## Begin Dataset excerpts
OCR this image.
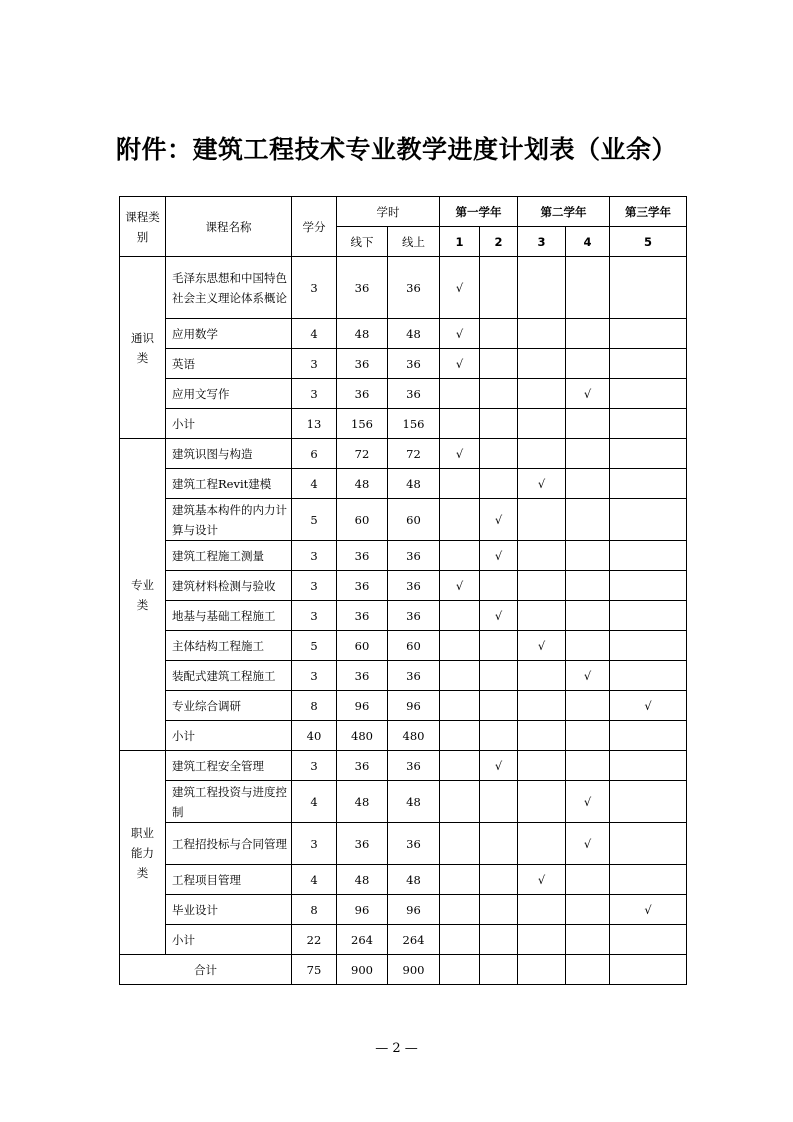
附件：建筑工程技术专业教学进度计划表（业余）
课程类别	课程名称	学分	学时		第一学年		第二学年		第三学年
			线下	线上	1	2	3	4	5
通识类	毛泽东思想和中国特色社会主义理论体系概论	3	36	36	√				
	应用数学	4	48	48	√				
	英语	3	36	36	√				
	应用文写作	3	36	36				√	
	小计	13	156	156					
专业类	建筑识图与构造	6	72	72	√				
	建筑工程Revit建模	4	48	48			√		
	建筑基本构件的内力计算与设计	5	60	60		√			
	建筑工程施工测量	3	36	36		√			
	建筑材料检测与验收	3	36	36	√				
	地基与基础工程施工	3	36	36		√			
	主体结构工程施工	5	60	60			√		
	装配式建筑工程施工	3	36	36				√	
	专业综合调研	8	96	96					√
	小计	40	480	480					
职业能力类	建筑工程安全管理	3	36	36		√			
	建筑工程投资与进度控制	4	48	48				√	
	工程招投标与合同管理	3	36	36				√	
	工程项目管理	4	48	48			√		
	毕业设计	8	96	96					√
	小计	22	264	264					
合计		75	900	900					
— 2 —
## End Dataset excerpts
What is being asked - Repeat all the data as it stands, dropping any images it holds.

Task response -
OCR this image.
附件：建筑工程技术专业教学进度计划表（业余）
课程类别	课程名称	学分	学时		第一学年		第二学年		第三学年
			线下	线上	1	2	3	4	5
通识类	毛泽东思想和中国特色社会主义理论体系概论	3	36	36	√				
	应用数学	4	48	48	√				
	英语	3	36	36	√				
	应用文写作	3	36	36				√	
	小计	13	156	156					
专业类	建筑识图与构造	6	72	72	√				
	建筑工程Revit建模	4	48	48			√		
	建筑基本构件的内力计算与设计	5	60	60		√			
	建筑工程施工测量	3	36	36		√			
	建筑材料检测与验收	3	36	36	√				
	地基与基础工程施工	3	36	36		√			
	主体结构工程施工	5	60	60			√		
	装配式建筑工程施工	3	36	36				√	
	专业综合调研	8	96	96					√
	小计	40	480	480					
职业能力类	建筑工程安全管理	3	36	36		√			
	建筑工程投资与进度控制	4	48	48				√	
	工程招投标与合同管理	3	36	36				√	
	工程项目管理	4	48	48			√		
	毕业设计	8	96	96					√
	小计	22	264	264					
合计		75	900	900					
— 2 —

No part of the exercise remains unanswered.